* AIM *
Return all of the data exactly as given.

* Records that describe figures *
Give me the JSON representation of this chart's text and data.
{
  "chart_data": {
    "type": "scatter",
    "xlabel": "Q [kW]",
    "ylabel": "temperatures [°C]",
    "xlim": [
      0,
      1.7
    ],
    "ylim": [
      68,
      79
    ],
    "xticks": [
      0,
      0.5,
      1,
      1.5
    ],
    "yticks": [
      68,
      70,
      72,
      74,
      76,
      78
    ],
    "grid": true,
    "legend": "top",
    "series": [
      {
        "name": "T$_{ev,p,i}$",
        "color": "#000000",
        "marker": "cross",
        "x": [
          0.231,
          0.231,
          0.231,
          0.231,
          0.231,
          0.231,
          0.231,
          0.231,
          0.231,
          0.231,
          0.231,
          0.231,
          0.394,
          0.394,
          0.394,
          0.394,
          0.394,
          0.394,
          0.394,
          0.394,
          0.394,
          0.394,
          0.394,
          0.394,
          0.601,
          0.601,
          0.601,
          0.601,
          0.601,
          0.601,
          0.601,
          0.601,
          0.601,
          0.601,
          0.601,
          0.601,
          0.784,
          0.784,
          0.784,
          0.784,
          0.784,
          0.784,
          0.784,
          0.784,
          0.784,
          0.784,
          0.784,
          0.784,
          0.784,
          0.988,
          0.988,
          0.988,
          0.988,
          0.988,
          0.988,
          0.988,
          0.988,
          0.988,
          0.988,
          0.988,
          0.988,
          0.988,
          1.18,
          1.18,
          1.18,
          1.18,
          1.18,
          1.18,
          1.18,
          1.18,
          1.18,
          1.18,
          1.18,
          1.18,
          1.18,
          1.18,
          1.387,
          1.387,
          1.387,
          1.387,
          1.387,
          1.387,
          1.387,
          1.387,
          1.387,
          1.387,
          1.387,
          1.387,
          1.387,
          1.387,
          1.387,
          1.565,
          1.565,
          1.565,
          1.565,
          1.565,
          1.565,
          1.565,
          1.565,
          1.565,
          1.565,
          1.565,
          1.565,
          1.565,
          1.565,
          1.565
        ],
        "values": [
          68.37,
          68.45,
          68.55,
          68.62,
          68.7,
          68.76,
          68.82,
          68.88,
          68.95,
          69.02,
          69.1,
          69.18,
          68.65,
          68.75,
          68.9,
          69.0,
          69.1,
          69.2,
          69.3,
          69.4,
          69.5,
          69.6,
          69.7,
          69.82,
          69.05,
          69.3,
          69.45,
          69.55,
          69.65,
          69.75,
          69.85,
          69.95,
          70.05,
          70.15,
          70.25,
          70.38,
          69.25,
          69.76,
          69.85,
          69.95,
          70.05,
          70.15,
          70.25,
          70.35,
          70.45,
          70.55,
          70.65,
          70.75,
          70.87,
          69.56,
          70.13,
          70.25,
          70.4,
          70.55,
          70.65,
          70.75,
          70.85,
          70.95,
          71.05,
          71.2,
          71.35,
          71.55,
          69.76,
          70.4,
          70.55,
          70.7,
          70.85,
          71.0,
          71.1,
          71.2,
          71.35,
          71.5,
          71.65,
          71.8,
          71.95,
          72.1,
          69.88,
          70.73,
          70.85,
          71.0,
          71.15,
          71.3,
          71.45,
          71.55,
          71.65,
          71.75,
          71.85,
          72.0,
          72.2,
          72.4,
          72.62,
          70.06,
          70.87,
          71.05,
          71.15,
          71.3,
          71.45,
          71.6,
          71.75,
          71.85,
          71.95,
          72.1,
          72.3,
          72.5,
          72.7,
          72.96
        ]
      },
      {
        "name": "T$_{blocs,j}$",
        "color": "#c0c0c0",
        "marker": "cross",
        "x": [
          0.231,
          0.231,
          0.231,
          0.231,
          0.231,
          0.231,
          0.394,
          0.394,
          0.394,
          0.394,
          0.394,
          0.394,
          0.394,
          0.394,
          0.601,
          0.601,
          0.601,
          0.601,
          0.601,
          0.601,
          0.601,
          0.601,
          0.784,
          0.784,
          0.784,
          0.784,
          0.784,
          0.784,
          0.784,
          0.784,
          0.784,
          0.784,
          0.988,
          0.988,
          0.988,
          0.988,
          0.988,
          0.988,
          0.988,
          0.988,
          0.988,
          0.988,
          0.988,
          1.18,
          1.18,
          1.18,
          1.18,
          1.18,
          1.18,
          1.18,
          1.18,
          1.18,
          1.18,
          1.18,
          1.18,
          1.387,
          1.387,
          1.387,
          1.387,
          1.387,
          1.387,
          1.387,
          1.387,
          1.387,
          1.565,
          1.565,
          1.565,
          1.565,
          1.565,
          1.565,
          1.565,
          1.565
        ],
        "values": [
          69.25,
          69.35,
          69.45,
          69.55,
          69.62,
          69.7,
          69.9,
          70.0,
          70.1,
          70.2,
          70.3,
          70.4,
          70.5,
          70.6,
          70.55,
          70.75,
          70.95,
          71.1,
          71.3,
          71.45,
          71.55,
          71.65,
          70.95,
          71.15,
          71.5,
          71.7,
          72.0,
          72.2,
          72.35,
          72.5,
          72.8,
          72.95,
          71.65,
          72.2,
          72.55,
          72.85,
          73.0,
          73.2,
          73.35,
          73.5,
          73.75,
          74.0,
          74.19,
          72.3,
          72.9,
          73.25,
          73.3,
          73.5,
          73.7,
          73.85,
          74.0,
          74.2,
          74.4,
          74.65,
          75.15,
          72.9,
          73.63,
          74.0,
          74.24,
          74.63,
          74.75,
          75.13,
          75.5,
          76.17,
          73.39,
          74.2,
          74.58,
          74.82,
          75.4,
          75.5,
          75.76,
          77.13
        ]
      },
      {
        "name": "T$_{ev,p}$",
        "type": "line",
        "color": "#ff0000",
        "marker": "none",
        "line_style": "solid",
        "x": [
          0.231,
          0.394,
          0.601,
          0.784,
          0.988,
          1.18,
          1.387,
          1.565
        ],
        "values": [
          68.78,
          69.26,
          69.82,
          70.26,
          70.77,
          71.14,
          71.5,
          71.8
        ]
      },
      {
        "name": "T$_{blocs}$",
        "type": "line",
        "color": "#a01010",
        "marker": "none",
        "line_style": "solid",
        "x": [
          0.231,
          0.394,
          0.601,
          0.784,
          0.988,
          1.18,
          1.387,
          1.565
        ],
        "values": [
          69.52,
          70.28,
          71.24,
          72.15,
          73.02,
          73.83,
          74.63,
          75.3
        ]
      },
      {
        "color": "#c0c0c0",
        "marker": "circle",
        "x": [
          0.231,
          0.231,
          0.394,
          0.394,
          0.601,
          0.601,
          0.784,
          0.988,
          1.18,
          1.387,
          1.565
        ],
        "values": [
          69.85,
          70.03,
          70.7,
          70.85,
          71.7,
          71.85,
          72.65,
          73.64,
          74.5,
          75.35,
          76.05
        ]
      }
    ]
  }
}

* SOLUTION TO THIS PROBLEM *
Give me the JSON representation of this chart's text and data.
{
  "chart_data": {
    "type": "scatter",
    "xlabel": "Q [kW]",
    "ylabel": "temperatures [°C]",
    "xlim": [
      0,
      1.7
    ],
    "ylim": [
      68,
      79
    ],
    "xticks": [
      0,
      0.5,
      1,
      1.5
    ],
    "yticks": [
      68,
      70,
      72,
      74,
      76,
      78
    ],
    "grid": true,
    "legend": "top",
    "series": [
      {
        "name": "T$_{ev,p,i}$",
        "color": "#000000",
        "marker": "cross",
        "x": [
          0.231,
          0.231,
          0.231,
          0.231,
          0.231,
          0.231,
          0.231,
          0.231,
          0.231,
          0.231,
          0.231,
          0.231,
          0.394,
          0.394,
          0.394,
          0.394,
          0.394,
          0.394,
          0.394,
          0.394,
          0.394,
          0.394,
          0.394,
          0.394,
          0.601,
          0.601,
          0.601,
          0.601,
          0.601,
          0.601,
          0.601,
          0.601,
          0.601,
          0.601,
          0.601,
          0.601,
          0.784,
          0.784,
          0.784,
          0.784,
          0.784,
          0.784,
          0.784,
          0.784,
          0.784,
          0.784,
          0.784,
          0.784,
          0.784,
          0.988,
          0.988,
          0.988,
          0.988,
          0.988,
          0.988,
          0.988,
          0.988,
          0.988,
          0.988,
          0.988,
          0.988,
          0.988,
          1.18,
          1.18,
          1.18,
          1.18,
          1.18,
          1.18,
          1.18,
          1.18,
          1.18,
          1.18,
          1.18,
          1.18,
          1.18,
          1.18,
          1.387,
          1.387,
          1.387,
          1.387,
          1.387,
          1.387,
          1.387,
          1.387,
          1.387,
          1.387,
          1.387,
          1.387,
          1.387,
          1.387,
          1.387,
          1.565,
          1.565,
          1.565,
          1.565,
          1.565,
          1.565,
          1.565,
          1.565,
          1.565,
          1.565,
          1.565,
          1.565,
          1.565,
          1.565,
          1.565
        ],
        "values": [
          68.37,
          68.45,
          68.55,
          68.62,
          68.7,
          68.76,
          68.82,
          68.88,
          68.95,
          69.02,
          69.1,
          69.18,
          68.65,
          68.75,
          68.9,
          69.0,
          69.1,
          69.2,
          69.3,
          69.4,
          69.5,
          69.6,
          69.7,
          69.82,
          69.05,
          69.3,
          69.45,
          69.55,
          69.65,
          69.75,
          69.85,
          69.95,
          70.05,
          70.15,
          70.25,
          70.38,
          69.25,
          69.76,
          69.85,
          69.95,
          70.05,
          70.15,
          70.25,
          70.35,
          70.45,
          70.55,
          70.65,
          70.75,
          70.87,
          69.56,
          70.13,
          70.25,
          70.4,
          70.55,
          70.65,
          70.75,
          70.85,
          70.95,
          71.05,
          71.2,
          71.35,
          71.55,
          69.76,
          70.4,
          70.55,
          70.7,
          70.85,
          71.0,
          71.1,
          71.2,
          71.35,
          71.5,
          71.65,
          71.8,
          71.95,
          72.1,
          69.88,
          70.73,
          70.85,
          71.0,
          71.15,
          71.3,
          71.45,
          71.55,
          71.65,
          71.75,
          71.85,
          72.0,
          72.2,
          72.4,
          72.62,
          70.06,
          70.87,
          71.05,
          71.15,
          71.3,
          71.45,
          71.6,
          71.75,
          71.85,
          71.95,
          72.1,
          72.3,
          72.5,
          72.7,
          72.96
        ]
      },
      {
        "name": "T$_{blocs,j}$",
        "color": "#c0c0c0",
        "marker": "cross",
        "x": [
          0.231,
          0.231,
          0.231,
          0.231,
          0.231,
          0.231,
          0.394,
          0.394,
          0.394,
          0.394,
          0.394,
          0.394,
          0.394,
          0.394,
          0.601,
          0.601,
          0.601,
          0.601,
          0.601,
          0.601,
          0.601,
          0.601,
          0.784,
          0.784,
          0.784,
          0.784,
          0.784,
          0.784,
          0.784,
          0.784,
          0.784,
          0.784,
          0.988,
          0.988,
          0.988,
          0.988,
          0.988,
          0.988,
          0.988,
          0.988,
          0.988,
          0.988,
          0.988,
          1.18,
          1.18,
          1.18,
          1.18,
          1.18,
          1.18,
          1.18,
          1.18,
          1.18,
          1.18,
          1.18,
          1.18,
          1.387,
          1.387,
          1.387,
          1.387,
          1.387,
          1.387,
          1.387,
          1.387,
          1.387,
          1.565,
          1.565,
          1.565,
          1.565,
          1.565,
          1.565,
          1.565,
          1.565
        ],
        "values": [
          69.25,
          69.35,
          69.45,
          69.55,
          69.62,
          69.7,
          69.9,
          70.0,
          70.1,
          70.2,
          70.3,
          70.4,
          70.5,
          70.6,
          70.55,
          70.75,
          70.95,
          71.1,
          71.3,
          71.45,
          71.55,
          71.65,
          70.95,
          71.15,
          71.5,
          71.7,
          72.0,
          72.2,
          72.35,
          72.5,
          72.8,
          72.95,
          71.65,
          72.2,
          72.55,
          72.85,
          73.0,
          73.2,
          73.35,
          73.5,
          73.75,
          74.0,
          74.19,
          72.3,
          72.9,
          73.25,
          73.3,
          73.5,
          73.7,
          73.85,
          74.0,
          74.2,
          74.4,
          74.65,
          75.15,
          72.9,
          73.63,
          74.0,
          74.24,
          74.63,
          74.75,
          75.13,
          75.5,
          76.17,
          73.39,
          74.2,
          74.58,
          74.82,
          75.4,
          75.5,
          75.76,
          77.13
        ]
      },
      {
        "name": "T$_{ev,p}$",
        "type": "line",
        "color": "#ff0000",
        "marker": "none",
        "line_style": "solid",
        "x": [
          0.231,
          0.394,
          0.601,
          0.784,
          0.988,
          1.18,
          1.387,
          1.565
        ],
        "values": [
          68.78,
          69.26,
          69.82,
          70.26,
          70.77,
          71.14,
          71.5,
          71.8
        ]
      },
      {
        "name": "T$_{blocs}$",
        "type": "line",
        "color": "#a01010",
        "marker": "none",
        "line_style": "solid",
        "x": [
          0.231,
          0.394,
          0.601,
          0.784,
          0.988,
          1.18,
          1.387,
          1.565
        ],
        "values": [
          69.52,
          70.28,
          71.24,
          72.15,
          73.02,
          73.83,
          74.63,
          75.3
        ]
      },
      {
        "color": "#c0c0c0",
        "marker": "circle",
        "x": [
          0.231,
          0.231,
          0.394,
          0.394,
          0.601,
          0.601,
          0.784,
          0.988,
          1.18,
          1.387,
          1.565
        ],
        "values": [
          69.85,
          70.03,
          70.7,
          70.85,
          71.7,
          71.85,
          72.65,
          73.64,
          74.5,
          75.35,
          76.05
        ]
      }
    ]
  }
}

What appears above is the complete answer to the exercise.